■ PROBLEM TO SOLVE:
Reproduce the entries below verbatim, starting at the line containing "593, 867, 603]" and ending at the line containing "Screws: Self Threading", with both of those lines included.

■ RECORD EXCERPTS:
┌────────
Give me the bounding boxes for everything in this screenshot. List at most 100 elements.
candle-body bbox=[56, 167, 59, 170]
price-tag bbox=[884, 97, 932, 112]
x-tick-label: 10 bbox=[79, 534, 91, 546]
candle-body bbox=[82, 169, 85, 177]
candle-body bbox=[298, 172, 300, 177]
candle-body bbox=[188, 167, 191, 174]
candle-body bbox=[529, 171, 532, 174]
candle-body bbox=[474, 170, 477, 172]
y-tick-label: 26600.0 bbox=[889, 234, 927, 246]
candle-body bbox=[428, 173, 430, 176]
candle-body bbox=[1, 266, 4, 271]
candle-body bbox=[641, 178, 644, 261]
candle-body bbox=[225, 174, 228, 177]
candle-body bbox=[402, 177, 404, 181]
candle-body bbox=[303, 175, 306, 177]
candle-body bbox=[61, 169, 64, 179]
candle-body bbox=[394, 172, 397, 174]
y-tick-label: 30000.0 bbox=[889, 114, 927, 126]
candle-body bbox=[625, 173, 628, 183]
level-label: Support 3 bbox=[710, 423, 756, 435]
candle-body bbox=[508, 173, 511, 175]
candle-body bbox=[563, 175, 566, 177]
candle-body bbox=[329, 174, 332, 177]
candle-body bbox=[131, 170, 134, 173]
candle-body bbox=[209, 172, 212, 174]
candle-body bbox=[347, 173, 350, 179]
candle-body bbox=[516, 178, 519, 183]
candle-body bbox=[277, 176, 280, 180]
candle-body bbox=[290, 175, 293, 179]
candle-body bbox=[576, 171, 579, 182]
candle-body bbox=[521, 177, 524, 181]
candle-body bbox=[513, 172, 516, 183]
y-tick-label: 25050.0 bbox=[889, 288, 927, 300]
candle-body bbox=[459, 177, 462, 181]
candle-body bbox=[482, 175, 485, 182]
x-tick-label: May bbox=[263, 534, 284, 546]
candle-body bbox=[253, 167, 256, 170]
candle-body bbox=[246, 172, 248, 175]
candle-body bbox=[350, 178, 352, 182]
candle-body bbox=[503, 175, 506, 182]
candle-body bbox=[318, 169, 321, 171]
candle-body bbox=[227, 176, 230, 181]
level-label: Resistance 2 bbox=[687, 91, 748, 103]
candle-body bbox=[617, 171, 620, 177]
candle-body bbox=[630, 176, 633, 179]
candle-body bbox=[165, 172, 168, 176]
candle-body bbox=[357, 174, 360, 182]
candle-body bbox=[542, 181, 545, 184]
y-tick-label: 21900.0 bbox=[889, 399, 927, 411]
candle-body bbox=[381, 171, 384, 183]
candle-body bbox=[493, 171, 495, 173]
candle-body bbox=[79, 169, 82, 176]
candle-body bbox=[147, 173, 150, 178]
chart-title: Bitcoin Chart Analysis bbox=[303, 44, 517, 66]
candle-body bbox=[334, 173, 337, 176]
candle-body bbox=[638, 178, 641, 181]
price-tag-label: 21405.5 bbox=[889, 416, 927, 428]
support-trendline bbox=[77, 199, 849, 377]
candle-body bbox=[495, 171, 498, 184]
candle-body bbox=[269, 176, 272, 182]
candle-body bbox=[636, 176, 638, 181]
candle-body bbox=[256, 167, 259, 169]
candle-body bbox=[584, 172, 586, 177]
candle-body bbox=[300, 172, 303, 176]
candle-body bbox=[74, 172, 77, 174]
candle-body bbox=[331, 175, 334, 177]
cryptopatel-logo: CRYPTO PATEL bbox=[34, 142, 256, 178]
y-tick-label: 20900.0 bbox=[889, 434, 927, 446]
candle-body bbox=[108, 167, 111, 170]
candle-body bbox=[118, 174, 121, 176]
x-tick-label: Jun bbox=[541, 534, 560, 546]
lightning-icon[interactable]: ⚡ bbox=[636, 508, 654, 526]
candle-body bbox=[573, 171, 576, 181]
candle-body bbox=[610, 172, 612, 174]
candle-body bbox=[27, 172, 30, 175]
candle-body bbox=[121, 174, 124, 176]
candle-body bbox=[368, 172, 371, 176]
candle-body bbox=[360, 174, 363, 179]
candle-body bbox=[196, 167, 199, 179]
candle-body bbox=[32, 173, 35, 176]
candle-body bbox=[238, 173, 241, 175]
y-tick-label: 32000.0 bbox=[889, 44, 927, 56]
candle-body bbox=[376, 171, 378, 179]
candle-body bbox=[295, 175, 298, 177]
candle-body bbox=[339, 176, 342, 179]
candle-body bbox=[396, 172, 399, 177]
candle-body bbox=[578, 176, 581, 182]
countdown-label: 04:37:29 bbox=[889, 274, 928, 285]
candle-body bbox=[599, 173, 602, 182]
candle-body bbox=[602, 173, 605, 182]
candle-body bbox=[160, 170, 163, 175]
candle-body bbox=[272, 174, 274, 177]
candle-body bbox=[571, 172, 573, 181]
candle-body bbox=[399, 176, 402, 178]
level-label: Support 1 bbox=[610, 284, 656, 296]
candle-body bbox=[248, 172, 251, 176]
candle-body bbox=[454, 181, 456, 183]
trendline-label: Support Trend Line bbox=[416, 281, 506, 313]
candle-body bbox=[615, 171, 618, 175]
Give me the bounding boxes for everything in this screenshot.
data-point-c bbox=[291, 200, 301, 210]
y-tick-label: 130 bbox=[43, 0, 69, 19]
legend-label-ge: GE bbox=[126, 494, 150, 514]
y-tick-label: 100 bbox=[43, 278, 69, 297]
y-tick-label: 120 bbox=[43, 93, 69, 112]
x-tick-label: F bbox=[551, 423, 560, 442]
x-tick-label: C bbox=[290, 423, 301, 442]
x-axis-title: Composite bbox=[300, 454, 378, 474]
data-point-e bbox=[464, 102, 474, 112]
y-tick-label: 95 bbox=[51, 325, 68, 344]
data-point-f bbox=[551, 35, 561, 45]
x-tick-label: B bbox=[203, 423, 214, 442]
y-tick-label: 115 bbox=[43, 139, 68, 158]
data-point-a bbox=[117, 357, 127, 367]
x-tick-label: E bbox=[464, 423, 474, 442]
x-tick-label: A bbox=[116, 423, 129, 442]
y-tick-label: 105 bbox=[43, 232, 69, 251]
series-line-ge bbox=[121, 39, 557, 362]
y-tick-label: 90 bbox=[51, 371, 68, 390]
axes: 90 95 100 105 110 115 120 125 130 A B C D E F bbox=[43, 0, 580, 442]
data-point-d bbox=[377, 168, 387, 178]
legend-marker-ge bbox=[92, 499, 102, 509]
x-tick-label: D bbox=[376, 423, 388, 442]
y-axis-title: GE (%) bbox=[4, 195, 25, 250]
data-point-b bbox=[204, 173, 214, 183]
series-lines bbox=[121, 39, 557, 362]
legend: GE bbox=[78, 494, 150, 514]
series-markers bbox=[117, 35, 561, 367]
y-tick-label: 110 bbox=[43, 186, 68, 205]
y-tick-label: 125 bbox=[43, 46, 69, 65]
└────────
┌────────
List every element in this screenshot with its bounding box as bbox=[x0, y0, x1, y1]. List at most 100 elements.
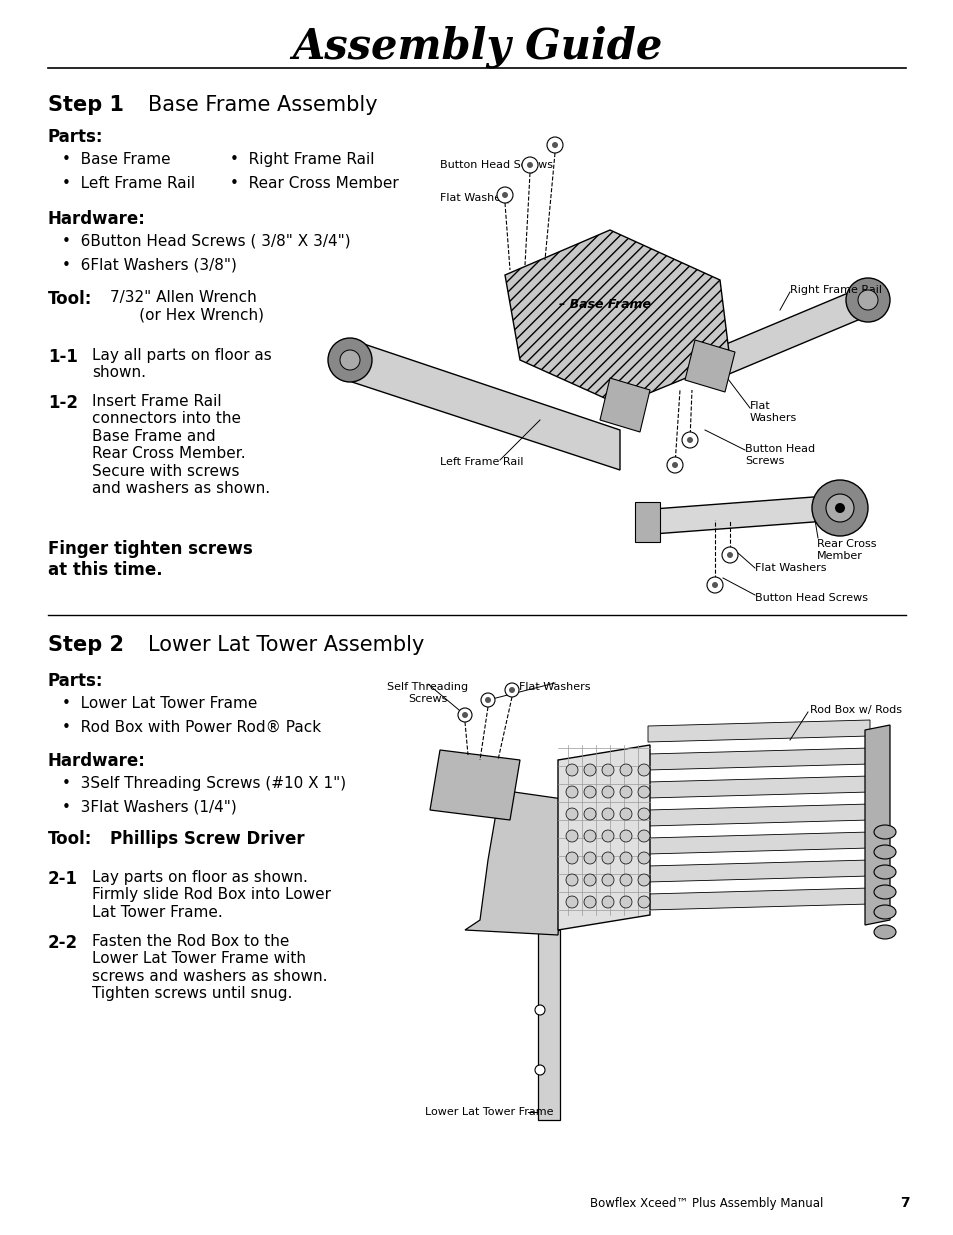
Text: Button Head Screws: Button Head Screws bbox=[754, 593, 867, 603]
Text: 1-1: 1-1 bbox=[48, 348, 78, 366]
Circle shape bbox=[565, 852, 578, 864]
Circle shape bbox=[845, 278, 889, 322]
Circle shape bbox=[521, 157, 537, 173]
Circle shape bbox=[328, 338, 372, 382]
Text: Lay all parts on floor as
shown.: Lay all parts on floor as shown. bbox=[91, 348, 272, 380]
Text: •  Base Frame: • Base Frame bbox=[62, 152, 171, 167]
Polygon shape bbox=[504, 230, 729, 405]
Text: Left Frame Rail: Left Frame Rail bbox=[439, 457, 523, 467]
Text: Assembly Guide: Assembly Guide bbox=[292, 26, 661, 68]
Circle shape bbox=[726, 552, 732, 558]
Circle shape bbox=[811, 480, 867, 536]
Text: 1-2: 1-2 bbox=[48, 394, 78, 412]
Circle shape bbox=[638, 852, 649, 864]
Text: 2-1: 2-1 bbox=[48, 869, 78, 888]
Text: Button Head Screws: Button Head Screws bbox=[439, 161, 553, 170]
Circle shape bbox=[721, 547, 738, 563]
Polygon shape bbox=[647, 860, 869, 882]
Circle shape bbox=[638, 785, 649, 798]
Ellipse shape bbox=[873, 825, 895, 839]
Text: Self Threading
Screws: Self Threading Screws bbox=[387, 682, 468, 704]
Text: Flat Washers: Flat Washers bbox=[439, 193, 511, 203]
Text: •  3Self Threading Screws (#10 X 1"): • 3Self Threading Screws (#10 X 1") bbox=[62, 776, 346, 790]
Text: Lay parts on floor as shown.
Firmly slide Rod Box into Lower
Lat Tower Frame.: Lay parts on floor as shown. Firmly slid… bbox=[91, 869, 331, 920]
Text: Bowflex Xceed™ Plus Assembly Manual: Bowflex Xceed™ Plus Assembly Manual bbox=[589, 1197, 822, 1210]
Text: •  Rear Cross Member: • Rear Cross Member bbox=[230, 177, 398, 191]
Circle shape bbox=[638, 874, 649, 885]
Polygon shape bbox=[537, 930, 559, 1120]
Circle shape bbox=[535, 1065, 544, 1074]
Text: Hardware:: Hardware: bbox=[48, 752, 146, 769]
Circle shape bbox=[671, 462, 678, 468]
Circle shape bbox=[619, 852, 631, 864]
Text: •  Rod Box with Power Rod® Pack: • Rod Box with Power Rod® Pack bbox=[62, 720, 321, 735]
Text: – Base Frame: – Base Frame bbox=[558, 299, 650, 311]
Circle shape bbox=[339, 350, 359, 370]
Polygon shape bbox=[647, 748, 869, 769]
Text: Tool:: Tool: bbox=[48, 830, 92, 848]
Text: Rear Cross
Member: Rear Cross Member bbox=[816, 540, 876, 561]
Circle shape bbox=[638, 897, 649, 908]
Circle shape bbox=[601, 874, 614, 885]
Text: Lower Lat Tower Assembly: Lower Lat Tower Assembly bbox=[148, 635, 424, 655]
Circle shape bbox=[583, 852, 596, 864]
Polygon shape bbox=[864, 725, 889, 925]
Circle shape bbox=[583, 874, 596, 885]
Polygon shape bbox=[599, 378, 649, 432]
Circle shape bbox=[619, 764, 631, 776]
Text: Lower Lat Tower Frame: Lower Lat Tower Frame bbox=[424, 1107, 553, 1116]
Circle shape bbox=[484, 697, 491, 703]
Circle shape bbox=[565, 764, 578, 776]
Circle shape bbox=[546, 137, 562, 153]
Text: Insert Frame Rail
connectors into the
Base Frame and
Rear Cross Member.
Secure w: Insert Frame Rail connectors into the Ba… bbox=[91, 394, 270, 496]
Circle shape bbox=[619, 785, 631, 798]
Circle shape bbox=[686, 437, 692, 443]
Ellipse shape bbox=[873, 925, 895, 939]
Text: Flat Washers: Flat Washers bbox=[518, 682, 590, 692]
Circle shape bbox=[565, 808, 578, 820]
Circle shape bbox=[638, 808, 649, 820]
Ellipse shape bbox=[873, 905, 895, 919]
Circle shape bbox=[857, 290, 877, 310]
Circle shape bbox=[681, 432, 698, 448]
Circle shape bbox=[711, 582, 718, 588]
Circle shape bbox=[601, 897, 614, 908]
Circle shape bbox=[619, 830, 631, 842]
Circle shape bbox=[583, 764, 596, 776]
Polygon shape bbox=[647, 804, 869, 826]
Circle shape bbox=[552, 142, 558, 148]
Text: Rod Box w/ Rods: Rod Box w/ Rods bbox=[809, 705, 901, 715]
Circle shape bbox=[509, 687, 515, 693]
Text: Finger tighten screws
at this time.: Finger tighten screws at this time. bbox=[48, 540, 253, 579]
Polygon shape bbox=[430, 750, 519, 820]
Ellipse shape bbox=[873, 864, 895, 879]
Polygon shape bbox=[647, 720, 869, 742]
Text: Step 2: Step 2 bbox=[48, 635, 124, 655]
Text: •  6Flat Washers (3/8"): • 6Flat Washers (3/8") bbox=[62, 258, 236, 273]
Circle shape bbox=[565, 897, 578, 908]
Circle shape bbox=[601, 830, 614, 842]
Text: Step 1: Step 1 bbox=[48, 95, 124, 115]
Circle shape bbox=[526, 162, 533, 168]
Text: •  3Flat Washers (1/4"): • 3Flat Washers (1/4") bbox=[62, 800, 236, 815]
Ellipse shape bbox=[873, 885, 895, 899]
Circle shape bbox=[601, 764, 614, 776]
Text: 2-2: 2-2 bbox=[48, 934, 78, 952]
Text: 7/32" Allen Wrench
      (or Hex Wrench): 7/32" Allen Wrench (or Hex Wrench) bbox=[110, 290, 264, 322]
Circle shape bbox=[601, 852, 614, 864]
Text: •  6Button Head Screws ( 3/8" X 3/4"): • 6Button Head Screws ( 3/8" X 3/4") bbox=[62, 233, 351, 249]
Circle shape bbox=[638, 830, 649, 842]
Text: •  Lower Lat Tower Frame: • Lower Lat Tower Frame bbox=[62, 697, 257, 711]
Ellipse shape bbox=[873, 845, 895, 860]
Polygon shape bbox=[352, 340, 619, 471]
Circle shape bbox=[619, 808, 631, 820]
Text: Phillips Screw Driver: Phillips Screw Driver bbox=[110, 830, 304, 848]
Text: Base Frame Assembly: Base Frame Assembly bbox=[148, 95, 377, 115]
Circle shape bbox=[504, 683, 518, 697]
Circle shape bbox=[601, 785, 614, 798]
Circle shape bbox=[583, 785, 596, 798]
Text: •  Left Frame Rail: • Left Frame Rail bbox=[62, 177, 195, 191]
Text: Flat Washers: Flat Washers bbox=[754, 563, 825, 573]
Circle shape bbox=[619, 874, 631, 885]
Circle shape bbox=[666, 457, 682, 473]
└────────
■ OUTPUT OF THE TASK:
Text: Button Head Screws: Button Head Screws bbox=[754, 593, 867, 603]
Text: 1-1: 1-1 bbox=[48, 348, 78, 366]
Circle shape bbox=[565, 852, 578, 864]
Circle shape bbox=[845, 278, 889, 322]
Circle shape bbox=[521, 157, 537, 173]
Circle shape bbox=[328, 338, 372, 382]
Text: Lay all parts on floor as
shown.: Lay all parts on floor as shown. bbox=[91, 348, 272, 380]
Text: •  Base Frame: • Base Frame bbox=[62, 152, 171, 167]
Polygon shape bbox=[504, 230, 729, 405]
Text: Left Frame Rail: Left Frame Rail bbox=[439, 457, 523, 467]
Text: Assembly Guide: Assembly Guide bbox=[292, 26, 661, 68]
Circle shape bbox=[726, 552, 732, 558]
Circle shape bbox=[811, 480, 867, 536]
Text: 1-2: 1-2 bbox=[48, 394, 78, 412]
Circle shape bbox=[638, 852, 649, 864]
Text: 2-1: 2-1 bbox=[48, 869, 78, 888]
Text: Button Head Screws: Button Head Screws bbox=[439, 161, 553, 170]
Circle shape bbox=[721, 547, 738, 563]
Polygon shape bbox=[647, 860, 869, 882]
Circle shape bbox=[638, 785, 649, 798]
Ellipse shape bbox=[873, 825, 895, 839]
Text: Self Threading
Screws: Self Threading Screws bbox=[387, 682, 468, 704]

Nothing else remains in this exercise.